### Data to process:
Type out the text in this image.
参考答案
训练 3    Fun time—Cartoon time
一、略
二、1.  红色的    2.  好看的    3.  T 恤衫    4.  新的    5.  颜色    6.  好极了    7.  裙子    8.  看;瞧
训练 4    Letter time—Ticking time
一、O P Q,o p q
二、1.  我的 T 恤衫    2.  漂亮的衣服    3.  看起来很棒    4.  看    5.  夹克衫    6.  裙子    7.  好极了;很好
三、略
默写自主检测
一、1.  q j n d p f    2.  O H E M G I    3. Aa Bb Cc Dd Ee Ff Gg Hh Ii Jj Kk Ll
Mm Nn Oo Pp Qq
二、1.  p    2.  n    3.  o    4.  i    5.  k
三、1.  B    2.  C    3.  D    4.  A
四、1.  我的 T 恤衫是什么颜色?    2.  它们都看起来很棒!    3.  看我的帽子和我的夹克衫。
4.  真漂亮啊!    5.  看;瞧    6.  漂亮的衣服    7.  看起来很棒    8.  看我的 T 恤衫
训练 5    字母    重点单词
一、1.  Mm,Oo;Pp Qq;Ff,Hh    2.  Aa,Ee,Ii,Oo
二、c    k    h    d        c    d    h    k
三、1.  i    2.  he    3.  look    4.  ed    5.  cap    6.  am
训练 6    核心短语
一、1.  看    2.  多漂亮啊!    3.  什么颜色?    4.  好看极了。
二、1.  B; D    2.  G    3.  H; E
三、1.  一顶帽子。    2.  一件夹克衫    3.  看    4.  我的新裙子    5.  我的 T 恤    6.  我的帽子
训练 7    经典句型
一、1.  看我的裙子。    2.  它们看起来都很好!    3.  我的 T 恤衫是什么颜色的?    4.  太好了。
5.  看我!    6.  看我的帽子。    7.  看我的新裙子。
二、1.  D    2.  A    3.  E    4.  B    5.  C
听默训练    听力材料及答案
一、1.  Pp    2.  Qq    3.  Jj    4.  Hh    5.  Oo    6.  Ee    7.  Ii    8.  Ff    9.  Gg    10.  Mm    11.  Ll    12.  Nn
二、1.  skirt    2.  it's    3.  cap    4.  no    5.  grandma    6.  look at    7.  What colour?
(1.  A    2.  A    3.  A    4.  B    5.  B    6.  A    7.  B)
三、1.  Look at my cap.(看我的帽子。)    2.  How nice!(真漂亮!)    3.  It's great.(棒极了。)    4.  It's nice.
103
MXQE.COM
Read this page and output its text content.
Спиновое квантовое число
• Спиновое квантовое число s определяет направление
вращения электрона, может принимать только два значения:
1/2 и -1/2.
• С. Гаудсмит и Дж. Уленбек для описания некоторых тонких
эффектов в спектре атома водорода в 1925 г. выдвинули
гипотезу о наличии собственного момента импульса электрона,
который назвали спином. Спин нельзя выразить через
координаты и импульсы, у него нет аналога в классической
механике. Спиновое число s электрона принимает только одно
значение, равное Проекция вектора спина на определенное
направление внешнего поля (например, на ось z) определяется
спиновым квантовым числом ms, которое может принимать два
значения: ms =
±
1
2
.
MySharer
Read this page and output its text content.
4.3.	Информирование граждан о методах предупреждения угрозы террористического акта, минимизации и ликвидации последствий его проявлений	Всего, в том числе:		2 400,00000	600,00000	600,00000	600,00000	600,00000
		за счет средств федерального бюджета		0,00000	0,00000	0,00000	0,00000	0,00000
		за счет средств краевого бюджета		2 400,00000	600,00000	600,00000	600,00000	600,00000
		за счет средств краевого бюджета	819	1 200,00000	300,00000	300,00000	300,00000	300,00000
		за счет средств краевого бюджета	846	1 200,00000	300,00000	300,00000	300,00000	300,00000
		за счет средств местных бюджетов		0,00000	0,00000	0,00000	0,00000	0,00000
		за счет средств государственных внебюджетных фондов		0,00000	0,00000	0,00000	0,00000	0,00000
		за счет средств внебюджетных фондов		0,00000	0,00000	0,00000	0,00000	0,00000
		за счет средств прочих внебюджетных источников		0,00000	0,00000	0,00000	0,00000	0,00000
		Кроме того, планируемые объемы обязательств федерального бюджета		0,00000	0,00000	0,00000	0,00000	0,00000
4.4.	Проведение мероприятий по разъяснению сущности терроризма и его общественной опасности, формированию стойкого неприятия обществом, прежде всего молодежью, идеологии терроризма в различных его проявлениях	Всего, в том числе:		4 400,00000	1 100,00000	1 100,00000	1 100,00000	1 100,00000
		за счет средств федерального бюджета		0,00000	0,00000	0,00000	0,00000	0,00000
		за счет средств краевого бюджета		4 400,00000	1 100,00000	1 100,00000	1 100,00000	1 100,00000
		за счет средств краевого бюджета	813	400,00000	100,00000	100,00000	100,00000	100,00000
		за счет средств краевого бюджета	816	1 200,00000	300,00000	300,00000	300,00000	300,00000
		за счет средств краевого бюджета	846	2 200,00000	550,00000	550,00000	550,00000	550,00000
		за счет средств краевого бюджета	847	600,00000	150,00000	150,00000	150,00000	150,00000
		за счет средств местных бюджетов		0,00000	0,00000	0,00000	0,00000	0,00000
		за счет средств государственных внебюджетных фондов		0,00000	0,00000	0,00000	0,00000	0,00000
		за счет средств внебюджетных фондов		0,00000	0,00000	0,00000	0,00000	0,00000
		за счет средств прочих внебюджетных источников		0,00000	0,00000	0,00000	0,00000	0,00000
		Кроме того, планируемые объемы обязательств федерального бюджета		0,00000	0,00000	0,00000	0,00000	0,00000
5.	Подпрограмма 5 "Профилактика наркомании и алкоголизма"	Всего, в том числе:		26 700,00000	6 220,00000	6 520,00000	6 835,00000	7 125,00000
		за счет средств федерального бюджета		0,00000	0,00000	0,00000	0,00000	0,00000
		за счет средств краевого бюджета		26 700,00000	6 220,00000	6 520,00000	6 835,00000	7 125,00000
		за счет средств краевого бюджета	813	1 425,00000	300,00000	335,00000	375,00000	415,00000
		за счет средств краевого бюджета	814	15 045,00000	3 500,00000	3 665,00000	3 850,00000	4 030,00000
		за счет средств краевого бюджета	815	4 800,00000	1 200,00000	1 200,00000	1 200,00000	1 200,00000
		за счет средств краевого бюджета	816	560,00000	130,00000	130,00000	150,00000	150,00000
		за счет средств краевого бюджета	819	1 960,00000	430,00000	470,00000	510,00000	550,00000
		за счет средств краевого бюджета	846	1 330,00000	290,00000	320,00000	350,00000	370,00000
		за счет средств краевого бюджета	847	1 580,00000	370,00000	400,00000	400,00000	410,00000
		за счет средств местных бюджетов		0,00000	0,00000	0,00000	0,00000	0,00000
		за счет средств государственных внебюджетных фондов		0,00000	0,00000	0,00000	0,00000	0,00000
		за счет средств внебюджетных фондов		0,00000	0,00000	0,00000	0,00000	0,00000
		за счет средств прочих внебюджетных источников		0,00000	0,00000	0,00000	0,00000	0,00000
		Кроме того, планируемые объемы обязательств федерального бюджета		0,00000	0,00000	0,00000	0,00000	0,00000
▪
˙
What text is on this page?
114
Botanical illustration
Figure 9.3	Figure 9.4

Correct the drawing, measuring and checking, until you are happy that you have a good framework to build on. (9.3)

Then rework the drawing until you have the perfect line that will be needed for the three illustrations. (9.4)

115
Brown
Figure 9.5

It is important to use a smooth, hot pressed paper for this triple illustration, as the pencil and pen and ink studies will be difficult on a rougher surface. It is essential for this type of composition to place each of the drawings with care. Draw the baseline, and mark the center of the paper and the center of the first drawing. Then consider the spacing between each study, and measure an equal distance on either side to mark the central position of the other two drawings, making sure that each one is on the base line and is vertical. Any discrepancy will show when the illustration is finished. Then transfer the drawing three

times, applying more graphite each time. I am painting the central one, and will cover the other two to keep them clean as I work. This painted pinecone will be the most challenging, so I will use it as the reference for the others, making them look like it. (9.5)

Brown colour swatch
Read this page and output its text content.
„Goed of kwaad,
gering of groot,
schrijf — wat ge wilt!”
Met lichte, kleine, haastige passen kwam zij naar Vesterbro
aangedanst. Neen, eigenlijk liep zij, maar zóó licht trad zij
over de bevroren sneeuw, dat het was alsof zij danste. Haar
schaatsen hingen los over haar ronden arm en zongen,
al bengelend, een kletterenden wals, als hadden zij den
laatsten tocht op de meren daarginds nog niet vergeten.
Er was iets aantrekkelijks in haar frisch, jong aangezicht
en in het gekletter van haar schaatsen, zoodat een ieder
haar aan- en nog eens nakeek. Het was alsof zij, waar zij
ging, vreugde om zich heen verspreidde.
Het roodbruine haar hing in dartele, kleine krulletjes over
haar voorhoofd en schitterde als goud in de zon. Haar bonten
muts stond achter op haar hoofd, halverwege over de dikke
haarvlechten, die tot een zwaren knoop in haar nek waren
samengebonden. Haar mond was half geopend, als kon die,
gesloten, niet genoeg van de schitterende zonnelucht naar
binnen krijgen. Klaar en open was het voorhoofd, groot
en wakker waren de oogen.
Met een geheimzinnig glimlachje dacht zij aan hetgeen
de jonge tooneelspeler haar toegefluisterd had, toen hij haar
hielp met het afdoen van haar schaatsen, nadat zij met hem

### Short problem:
Copy out every line of the listing that contains the string "waren".

### Solution:
haarvlechten, die tot een zwaren knoop in haar nek waren
en wakker waren de oogen.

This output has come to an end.